--- START OF Data to use ---

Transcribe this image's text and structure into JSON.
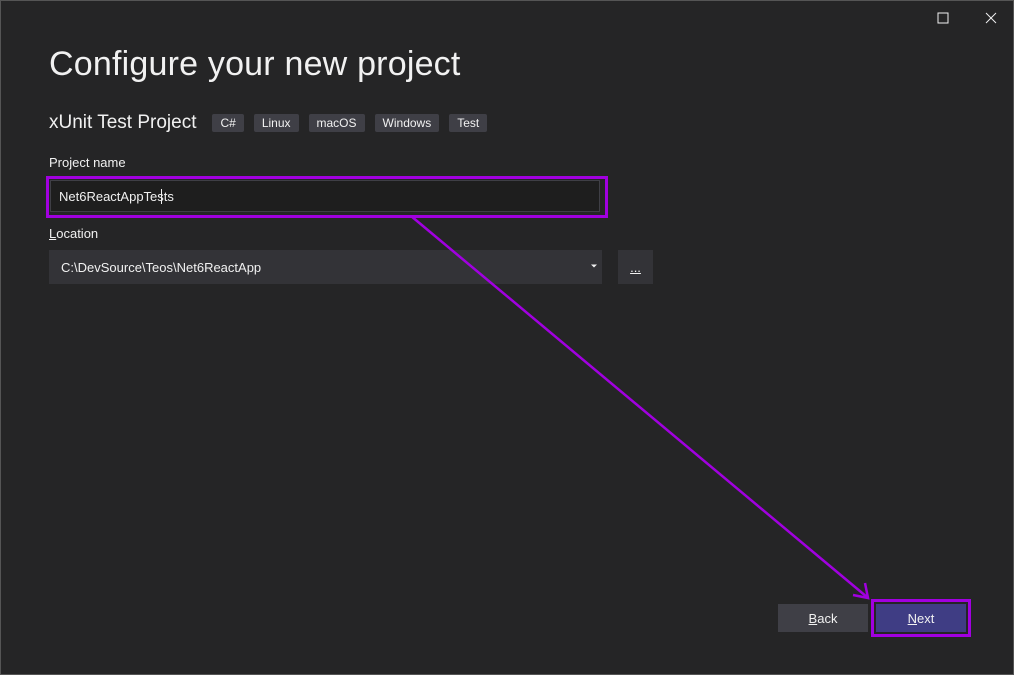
{
  "window": {
    "maximize_icon": "maximize-icon",
    "close_icon": "close-icon"
  },
  "header": {
    "title": "Configure your new project"
  },
  "template": {
    "name": "xUnit Test Project",
    "tags": [
      "C#",
      "Linux",
      "macOS",
      "Windows",
      "Test"
    ]
  },
  "project_name": {
    "label": "Project name",
    "value": "Net6ReactAppTests"
  },
  "location": {
    "label_access_key": "L",
    "label_rest": "ocation",
    "value": "C:\\DevSource\\Teos\\Net6ReactApp",
    "browse_label": "..."
  },
  "footer": {
    "back_access_key": "B",
    "back_rest": "ack",
    "next_access_key": "N",
    "next_rest": "ext"
  },
  "colors": {
    "background": "#252526",
    "highlight": "#a100e0",
    "next_button": "#3f3d84",
    "back_button": "#3f3f46"
  }
}
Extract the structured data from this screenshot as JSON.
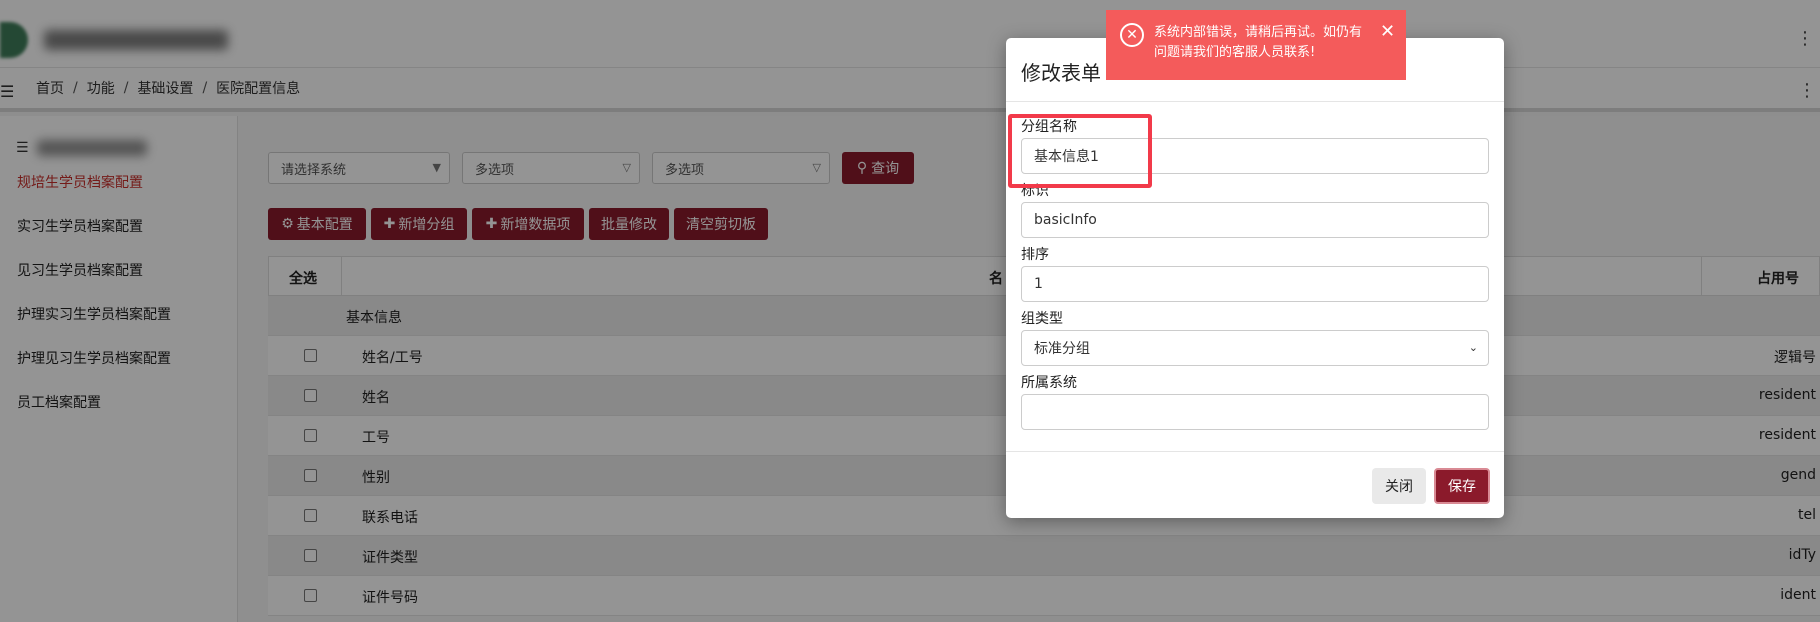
{
  "breadcrumb": [
    "首页",
    "功能",
    "基础设置",
    "医院配置信息"
  ],
  "sidebar": {
    "items": [
      {
        "label": "规培生学员档案配置",
        "active": true
      },
      {
        "label": "实习生学员档案配置",
        "active": false
      },
      {
        "label": "见习生学员档案配置",
        "active": false
      },
      {
        "label": "护理实习生学员档案配置",
        "active": false
      },
      {
        "label": "护理见习生学员档案配置",
        "active": false
      },
      {
        "label": "员工档案配置",
        "active": false
      }
    ]
  },
  "filters": {
    "system_select": "请选择系统",
    "multi_select_1": "多选项",
    "multi_select_2": "多选项",
    "query_button": "查询"
  },
  "toolbar": {
    "basic_config": "基本配置",
    "add_group": "新增分组",
    "add_data_item": "新增数据项",
    "batch_edit": "批量修改",
    "clear_clipboard": "清空剪切板"
  },
  "table": {
    "headers": {
      "select_all": "全选",
      "name": "名",
      "occupied": "占用号"
    },
    "group_row": "基本信息",
    "rows": [
      {
        "name": "姓名/工号",
        "right": "逻辑号"
      },
      {
        "name": "姓名",
        "right": "resident"
      },
      {
        "name": "工号",
        "right": "resident"
      },
      {
        "name": "性别",
        "right": "gend"
      },
      {
        "name": "联系电话",
        "right": "tel"
      },
      {
        "name": "证件类型",
        "right": "idTy"
      },
      {
        "name": "证件号码",
        "right": "ident"
      }
    ]
  },
  "modal": {
    "title": "修改表单",
    "fields": {
      "group_name": {
        "label": "分组名称",
        "value": "基本信息1"
      },
      "identifier": {
        "label": "标识",
        "value": "basicInfo"
      },
      "sort": {
        "label": "排序",
        "value": "1"
      },
      "group_type": {
        "label": "组类型",
        "value": "标准分组"
      },
      "system": {
        "label": "所属系统",
        "value": ""
      }
    },
    "close_button": "关闭",
    "save_button": "保存"
  },
  "toast": {
    "message": "系统内部错误，请稍后再试。如仍有问题请我们的客服人员联系!",
    "color": "#f45b5b"
  },
  "colors": {
    "primary": "#8b1a2b",
    "active_link": "#c9302c",
    "highlight": "#f23a4a"
  }
}
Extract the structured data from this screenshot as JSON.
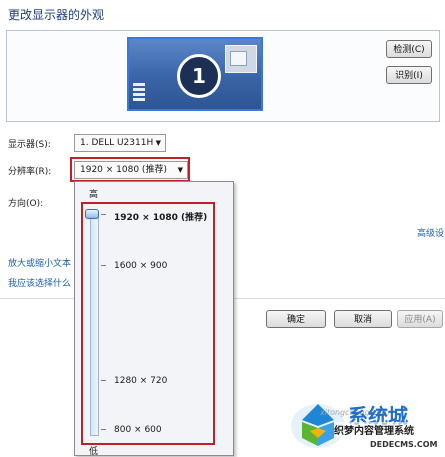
{
  "window": {
    "title": "更改显示器的外观"
  },
  "preview": {
    "monitor_number": "1"
  },
  "buttons": {
    "detect": "检测(C)",
    "identify": "识别(I)",
    "ok": "确定",
    "cancel": "取消",
    "apply": "应用(A)"
  },
  "settings": {
    "display_label": "显示器(S):",
    "display_value": "1. DELL U2311H",
    "resolution_label": "分辨率(R):",
    "resolution_value": "1920 × 1080 (推荐)",
    "orientation_label": "方向(O):",
    "advanced_link": "高级设"
  },
  "links": {
    "text_size": "放大或缩小文本",
    "which_setting": "我应该选择什么"
  },
  "dropdown": {
    "high_label": "高",
    "low_label": "低",
    "selected_fraction": 1.0,
    "options": [
      {
        "label": "1920 × 1080 (推荐)"
      },
      {
        "label": "1600 × 900"
      },
      {
        "label": "1280 × 720"
      },
      {
        "label": "800 × 600"
      }
    ]
  },
  "watermark": {
    "brand": "系统城",
    "tagline": "织梦内容管理系统",
    "domain": "DEDECMS.COM",
    "site": "xitongcheng.com"
  },
  "colors": {
    "accent_blue": "#3d78d8",
    "highlight_red": "#c0202a",
    "link": "#1c5fb0"
  }
}
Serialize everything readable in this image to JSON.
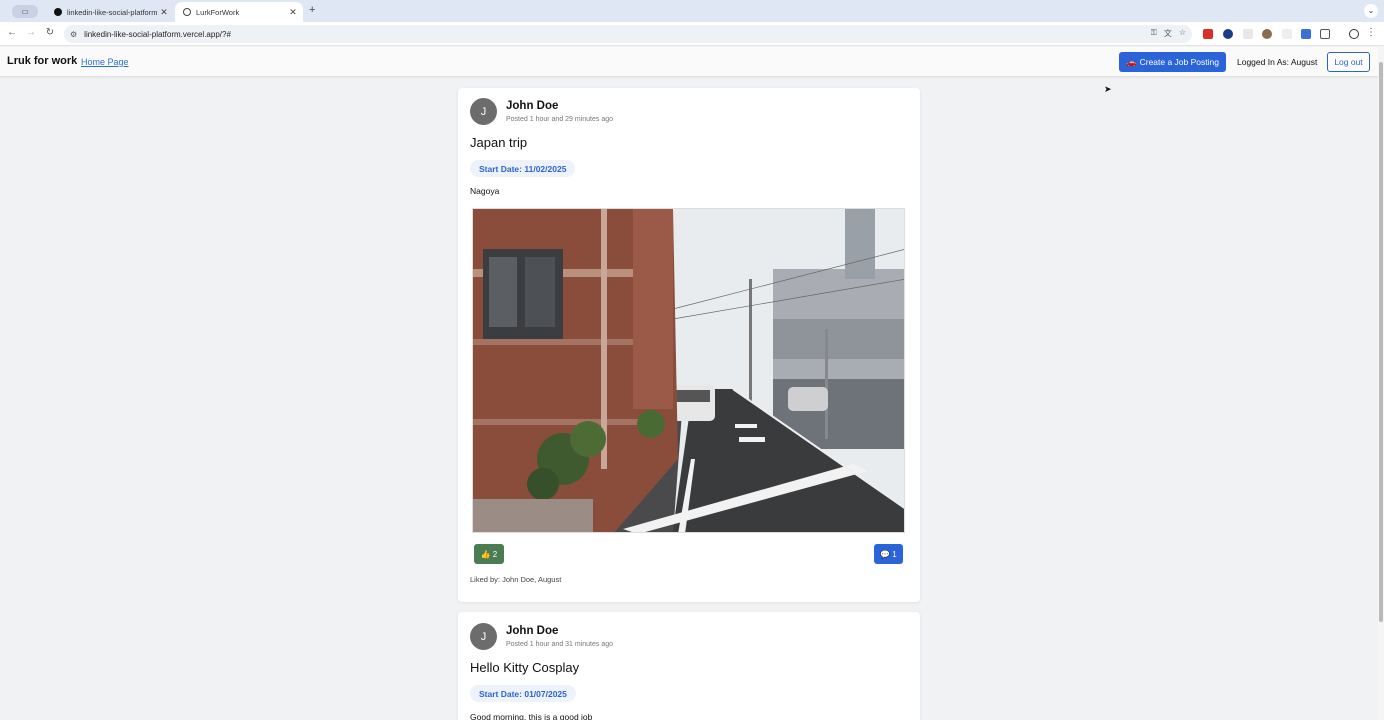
{
  "browser": {
    "tabs": [
      {
        "title": "linkedin-like-social-platform",
        "active": false
      },
      {
        "title": "LurkForWork",
        "active": true
      }
    ],
    "url": "linkedin-like-social-platform.vercel.app/?#"
  },
  "nav": {
    "brand": "Lruk for work",
    "home_link": "Home Page",
    "create_button": "Create a Job Posting",
    "logged_in_text": "Logged In As: August",
    "logout_button": "Log out"
  },
  "posts": [
    {
      "avatar_initial": "J",
      "author": "John Doe",
      "posted": "Posted 1 hour and 29 minutes ago",
      "title": "Japan trip",
      "start_date": "Start Date: 11/02/2025",
      "description": "Nagoya",
      "likes": "2",
      "comments": "1",
      "liked_by": "Liked by: John Doe, August"
    },
    {
      "avatar_initial": "J",
      "author": "John Doe",
      "posted": "Posted 1 hour and 31 minutes ago",
      "title": "Hello Kitty Cosplay",
      "start_date": "Start Date: 01/07/2025",
      "description": "Good morning, this is a good job"
    }
  ],
  "colors": {
    "primary": "#2a64d8",
    "like": "#4c7c52",
    "background": "#f1f2f4"
  }
}
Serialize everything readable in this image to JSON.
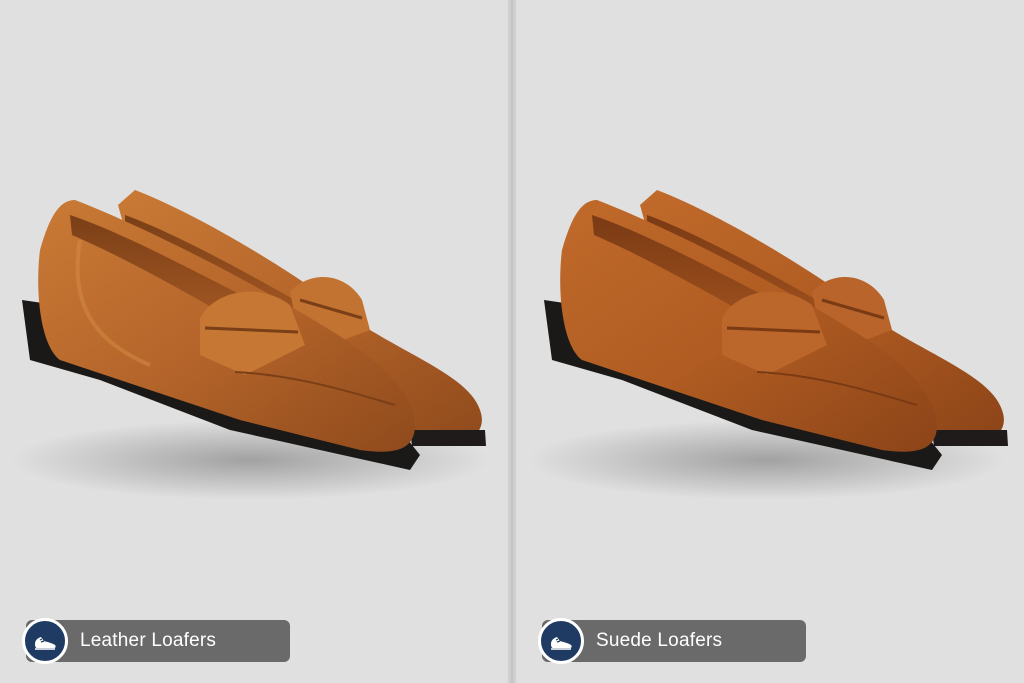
{
  "panels": [
    {
      "label": "Leather Loafers",
      "icon": "shoe-icon",
      "material": "leather",
      "color": "#b96a2a"
    },
    {
      "label": "Suede Loafers",
      "icon": "shoe-icon",
      "material": "suede",
      "color": "#b35e24"
    }
  ],
  "colors": {
    "background": "#e0e0e0",
    "label_background": "#6a6a6a",
    "badge_background": "#1f3b63",
    "label_text": "#ffffff"
  }
}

--- END OF Data to use ---

> _Task directions_: Copy the data character for character, but drop all pictures from the copy.

> _Solution_:
Transcribe this image's text and structure into JSON.
{
  "window": {
    "maximize_icon": "maximize-icon",
    "close_icon": "close-icon"
  },
  "header": {
    "title": "Configure your new project"
  },
  "template": {
    "name": "xUnit Test Project",
    "tags": [
      "C#",
      "Linux",
      "macOS",
      "Windows",
      "Test"
    ]
  },
  "project_name": {
    "label": "Project name",
    "value": "Net6ReactAppTests"
  },
  "location": {
    "label_access_key": "L",
    "label_rest": "ocation",
    "value": "C:\\DevSource\\Teos\\Net6ReactApp",
    "browse_label": "..."
  },
  "footer": {
    "back_access_key": "B",
    "back_rest": "ack",
    "next_access_key": "N",
    "next_rest": "ext"
  },
  "colors": {
    "background": "#252526",
    "highlight": "#a100e0",
    "next_button": "#3f3d84",
    "back_button": "#3f3f46"
  }
}
Extract the structured data from this screenshot as JSON.
{
  "breadcrumb": [
    "首页",
    "功能",
    "基础设置",
    "医院配置信息"
  ],
  "sidebar": {
    "items": [
      {
        "label": "规培生学员档案配置",
        "active": true
      },
      {
        "label": "实习生学员档案配置",
        "active": false
      },
      {
        "label": "见习生学员档案配置",
        "active": false
      },
      {
        "label": "护理实习生学员档案配置",
        "active": false
      },
      {
        "label": "护理见习生学员档案配置",
        "active": false
      },
      {
        "label": "员工档案配置",
        "active": false
      }
    ]
  },
  "filters": {
    "system_select": "请选择系统",
    "multi_select_1": "多选项",
    "multi_select_2": "多选项",
    "query_button": "查询"
  },
  "toolbar": {
    "basic_config": "基本配置",
    "add_group": "新增分组",
    "add_data_item": "新增数据项",
    "batch_edit": "批量修改",
    "clear_clipboard": "清空剪切板"
  },
  "table": {
    "headers": {
      "select_all": "全选",
      "name": "名",
      "occupied": "占用号"
    },
    "group_row": "基本信息",
    "rows": [
      {
        "name": "姓名/工号",
        "right": "逻辑号"
      },
      {
        "name": "姓名",
        "right": "resident"
      },
      {
        "name": "工号",
        "right": "resident"
      },
      {
        "name": "性别",
        "right": "gend"
      },
      {
        "name": "联系电话",
        "right": "tel"
      },
      {
        "name": "证件类型",
        "right": "idTy"
      },
      {
        "name": "证件号码",
        "right": "ident"
      }
    ]
  },
  "modal": {
    "title": "修改表单",
    "fields": {
      "group_name": {
        "label": "分组名称",
        "value": "基本信息1"
      },
      "identifier": {
        "label": "标识",
        "value": "basicInfo"
      },
      "sort": {
        "label": "排序",
        "value": "1"
      },
      "group_type": {
        "label": "组类型",
        "value": "标准分组"
      },
      "system": {
        "label": "所属系统",
        "value": ""
      }
    },
    "close_button": "关闭",
    "save_button": "保存"
  },
  "toast": {
    "message": "系统内部错误，请稍后再试。如仍有问题请我们的客服人员联系!",
    "color": "#f45b5b"
  },
  "colors": {
    "primary": "#8b1a2b",
    "active_link": "#c9302c",
    "highlight": "#f23a4a"
  }
}
Extract the structured data from this screenshot as JSON.
{
  "window": {
    "title": "更改显示器的外观"
  },
  "preview": {
    "monitor_number": "1"
  },
  "buttons": {
    "detect": "检测(C)",
    "identify": "识别(I)",
    "ok": "确定",
    "cancel": "取消",
    "apply": "应用(A)"
  },
  "settings": {
    "display_label": "显示器(S):",
    "display_value": "1. DELL U2311H",
    "resolution_label": "分辨率(R):",
    "resolution_value": "1920 × 1080 (推荐)",
    "orientation_label": "方向(O):",
    "advanced_link": "高级设"
  },
  "links": {
    "text_size": "放大或缩小文本",
    "which_setting": "我应该选择什么"
  },
  "dropdown": {
    "high_label": "高",
    "low_label": "低",
    "selected_fraction": 1.0,
    "options": [
      {
        "label": "1920 × 1080 (推荐)"
      },
      {
        "label": "1600 × 900"
      },
      {
        "label": "1280 × 720"
      },
      {
        "label": "800 × 600"
      }
    ]
  },
  "watermark": {
    "brand": "系统城",
    "tagline": "织梦内容管理系统",
    "domain": "DEDECMS.COM",
    "site": "xitongcheng.com"
  },
  "colors": {
    "accent_blue": "#3d78d8",
    "highlight_red": "#c0202a",
    "link": "#1c5fb0"
  }
}
Serialize everything readable in this image to JSON.
{
  "browser": {
    "tabs": [
      {
        "title": "linkedin-like-social-platform",
        "active": false
      },
      {
        "title": "LurkForWork",
        "active": true
      }
    ],
    "url": "linkedin-like-social-platform.vercel.app/?#"
  },
  "nav": {
    "brand": "Lruk for work",
    "home_link": "Home Page",
    "create_button": "Create a Job Posting",
    "logged_in_text": "Logged In As: August",
    "logout_button": "Log out"
  },
  "posts": [
    {
      "avatar_initial": "J",
      "author": "John Doe",
      "posted": "Posted 1 hour and 29 minutes ago",
      "title": "Japan trip",
      "start_date": "Start Date: 11/02/2025",
      "description": "Nagoya",
      "likes": "2",
      "comments": "1",
      "liked_by": "Liked by: John Doe, August"
    },
    {
      "avatar_initial": "J",
      "author": "John Doe",
      "posted": "Posted 1 hour and 31 minutes ago",
      "title": "Hello Kitty Cosplay",
      "start_date": "Start Date: 01/07/2025",
      "description": "Good morning, this is a good job"
    }
  ],
  "colors": {
    "primary": "#2a64d8",
    "like": "#4c7c52",
    "background": "#f1f2f4"
  }
}
Serialize everything readable in this image to JSON.
{
  "panels": [
    {
      "label": "Leather Loafers",
      "icon": "shoe-icon",
      "material": "leather",
      "color": "#b96a2a"
    },
    {
      "label": "Suede Loafers",
      "icon": "shoe-icon",
      "material": "suede",
      "color": "#b35e24"
    }
  ],
  "colors": {
    "background": "#e0e0e0",
    "label_background": "#6a6a6a",
    "badge_background": "#1f3b63",
    "label_text": "#ffffff"
  }
}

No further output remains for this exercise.